***** INPUT *****

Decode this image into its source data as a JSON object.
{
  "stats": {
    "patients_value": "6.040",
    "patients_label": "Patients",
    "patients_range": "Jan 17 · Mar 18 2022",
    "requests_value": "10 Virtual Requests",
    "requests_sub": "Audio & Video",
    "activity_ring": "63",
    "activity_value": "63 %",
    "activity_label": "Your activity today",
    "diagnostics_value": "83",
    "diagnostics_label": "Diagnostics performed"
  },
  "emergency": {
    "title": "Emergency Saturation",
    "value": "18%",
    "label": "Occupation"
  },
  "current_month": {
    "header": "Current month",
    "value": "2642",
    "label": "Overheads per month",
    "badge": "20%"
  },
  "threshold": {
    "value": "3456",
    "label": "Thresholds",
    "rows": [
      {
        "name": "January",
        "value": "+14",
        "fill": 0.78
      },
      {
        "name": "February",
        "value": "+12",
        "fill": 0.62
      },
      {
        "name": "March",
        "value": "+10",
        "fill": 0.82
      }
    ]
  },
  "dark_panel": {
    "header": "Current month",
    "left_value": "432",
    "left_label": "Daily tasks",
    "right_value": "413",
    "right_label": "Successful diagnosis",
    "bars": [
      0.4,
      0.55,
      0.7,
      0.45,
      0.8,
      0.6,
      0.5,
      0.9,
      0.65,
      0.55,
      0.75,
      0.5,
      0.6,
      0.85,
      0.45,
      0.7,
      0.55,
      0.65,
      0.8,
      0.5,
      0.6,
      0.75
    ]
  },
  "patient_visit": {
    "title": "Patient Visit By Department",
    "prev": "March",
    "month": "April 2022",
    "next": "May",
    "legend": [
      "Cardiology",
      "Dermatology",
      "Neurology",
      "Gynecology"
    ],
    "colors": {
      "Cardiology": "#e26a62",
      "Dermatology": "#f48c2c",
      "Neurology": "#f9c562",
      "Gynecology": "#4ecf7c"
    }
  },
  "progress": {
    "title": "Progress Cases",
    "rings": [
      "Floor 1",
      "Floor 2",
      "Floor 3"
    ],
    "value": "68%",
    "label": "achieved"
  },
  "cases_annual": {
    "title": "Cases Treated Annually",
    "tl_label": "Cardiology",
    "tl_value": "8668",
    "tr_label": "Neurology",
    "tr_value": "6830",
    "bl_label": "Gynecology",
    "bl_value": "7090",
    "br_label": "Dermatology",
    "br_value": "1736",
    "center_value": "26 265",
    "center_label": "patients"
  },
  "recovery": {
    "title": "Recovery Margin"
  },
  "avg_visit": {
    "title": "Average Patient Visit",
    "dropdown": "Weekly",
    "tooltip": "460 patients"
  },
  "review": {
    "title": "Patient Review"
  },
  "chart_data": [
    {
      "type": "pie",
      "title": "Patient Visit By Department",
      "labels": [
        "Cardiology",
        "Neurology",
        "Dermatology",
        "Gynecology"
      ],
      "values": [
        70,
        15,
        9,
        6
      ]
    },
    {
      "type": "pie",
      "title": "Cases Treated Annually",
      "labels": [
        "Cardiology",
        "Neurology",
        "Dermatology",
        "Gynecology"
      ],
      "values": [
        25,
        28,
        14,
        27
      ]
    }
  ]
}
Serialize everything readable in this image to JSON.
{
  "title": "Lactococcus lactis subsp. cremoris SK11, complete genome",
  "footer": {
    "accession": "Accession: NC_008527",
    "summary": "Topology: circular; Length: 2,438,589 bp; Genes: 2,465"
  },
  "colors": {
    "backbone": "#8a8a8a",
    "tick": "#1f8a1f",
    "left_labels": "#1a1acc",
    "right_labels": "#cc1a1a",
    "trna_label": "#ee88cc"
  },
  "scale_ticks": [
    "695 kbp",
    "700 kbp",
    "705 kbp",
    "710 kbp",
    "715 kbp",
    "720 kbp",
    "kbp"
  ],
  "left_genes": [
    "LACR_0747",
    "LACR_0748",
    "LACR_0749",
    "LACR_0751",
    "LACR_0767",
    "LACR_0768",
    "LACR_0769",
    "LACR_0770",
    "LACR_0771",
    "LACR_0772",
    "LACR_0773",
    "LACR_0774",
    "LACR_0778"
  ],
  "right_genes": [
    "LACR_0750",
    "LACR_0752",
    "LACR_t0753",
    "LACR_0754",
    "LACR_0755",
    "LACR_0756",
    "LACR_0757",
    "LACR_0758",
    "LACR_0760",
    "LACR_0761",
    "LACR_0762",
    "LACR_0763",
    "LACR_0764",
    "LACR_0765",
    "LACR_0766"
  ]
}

*****

Down to the last line, copy the entries above exactly.

Decode this image into its source data as a JSON object.
{
  "stats": {
    "patients_value": "6.040",
    "patients_label": "Patients",
    "patients_range": "Jan 17 · Mar 18 2022",
    "requests_value": "10 Virtual Requests",
    "requests_sub": "Audio & Video",
    "activity_ring": "63",
    "activity_value": "63 %",
    "activity_label": "Your activity today",
    "diagnostics_value": "83",
    "diagnostics_label": "Diagnostics performed"
  },
  "emergency": {
    "title": "Emergency Saturation",
    "value": "18%",
    "label": "Occupation"
  },
  "current_month": {
    "header": "Current month",
    "value": "2642",
    "label": "Overheads per month",
    "badge": "20%"
  },
  "threshold": {
    "value": "3456",
    "label": "Thresholds",
    "rows": [
      {
        "name": "January",
        "value": "+14",
        "fill": 0.78
      },
      {
        "name": "February",
        "value": "+12",
        "fill": 0.62
      },
      {
        "name": "March",
        "value": "+10",
        "fill": 0.82
      }
    ]
  },
  "dark_panel": {
    "header": "Current month",
    "left_value": "432",
    "left_label": "Daily tasks",
    "right_value": "413",
    "right_label": "Successful diagnosis",
    "bars": [
      0.4,
      0.55,
      0.7,
      0.45,
      0.8,
      0.6,
      0.5,
      0.9,
      0.65,
      0.55,
      0.75,
      0.5,
      0.6,
      0.85,
      0.45,
      0.7,
      0.55,
      0.65,
      0.8,
      0.5,
      0.6,
      0.75
    ]
  },
  "patient_visit": {
    "title": "Patient Visit By Department",
    "prev": "March",
    "month": "April 2022",
    "next": "May",
    "legend": [
      "Cardiology",
      "Dermatology",
      "Neurology",
      "Gynecology"
    ],
    "colors": {
      "Cardiology": "#e26a62",
      "Dermatology": "#f48c2c",
      "Neurology": "#f9c562",
      "Gynecology": "#4ecf7c"
    }
  },
  "progress": {
    "title": "Progress Cases",
    "rings": [
      "Floor 1",
      "Floor 2",
      "Floor 3"
    ],
    "value": "68%",
    "label": "achieved"
  },
  "cases_annual": {
    "title": "Cases Treated Annually",
    "tl_label": "Cardiology",
    "tl_value": "8668",
    "tr_label": "Neurology",
    "tr_value": "6830",
    "bl_label": "Gynecology",
    "bl_value": "7090",
    "br_label": "Dermatology",
    "br_value": "1736",
    "center_value": "26 265",
    "center_label": "patients"
  },
  "recovery": {
    "title": "Recovery Margin"
  },
  "avg_visit": {
    "title": "Average Patient Visit",
    "dropdown": "Weekly",
    "tooltip": "460 patients"
  },
  "review": {
    "title": "Patient Review"
  },
  "chart_data": [
    {
      "type": "pie",
      "title": "Patient Visit By Department",
      "labels": [
        "Cardiology",
        "Neurology",
        "Dermatology",
        "Gynecology"
      ],
      "values": [
        70,
        15,
        9,
        6
      ]
    },
    {
      "type": "pie",
      "title": "Cases Treated Annually",
      "labels": [
        "Cardiology",
        "Neurology",
        "Dermatology",
        "Gynecology"
      ],
      "values": [
        25,
        28,
        14,
        27
      ]
    }
  ]
}
Serialize everything readable in this image to JSON.
{
  "title": "Lactococcus lactis subsp. cremoris SK11, complete genome",
  "footer": {
    "accession": "Accession: NC_008527",
    "summary": "Topology: circular; Length: 2,438,589 bp; Genes: 2,465"
  },
  "colors": {
    "backbone": "#8a8a8a",
    "tick": "#1f8a1f",
    "left_labels": "#1a1acc",
    "right_labels": "#cc1a1a",
    "trna_label": "#ee88cc"
  },
  "scale_ticks": [
    "695 kbp",
    "700 kbp",
    "705 kbp",
    "710 kbp",
    "715 kbp",
    "720 kbp",
    "kbp"
  ],
  "left_genes": [
    "LACR_0747",
    "LACR_0748",
    "LACR_0749",
    "LACR_0751",
    "LACR_0767",
    "LACR_0768",
    "LACR_0769",
    "LACR_0770",
    "LACR_0771",
    "LACR_0772",
    "LACR_0773",
    "LACR_0774",
    "LACR_0778"
  ],
  "right_genes": [
    "LACR_0750",
    "LACR_0752",
    "LACR_t0753",
    "LACR_0754",
    "LACR_0755",
    "LACR_0756",
    "LACR_0757",
    "LACR_0758",
    "LACR_0760",
    "LACR_0761",
    "LACR_0762",
    "LACR_0763",
    "LACR_0764",
    "LACR_0765",
    "LACR_0766"
  ]
}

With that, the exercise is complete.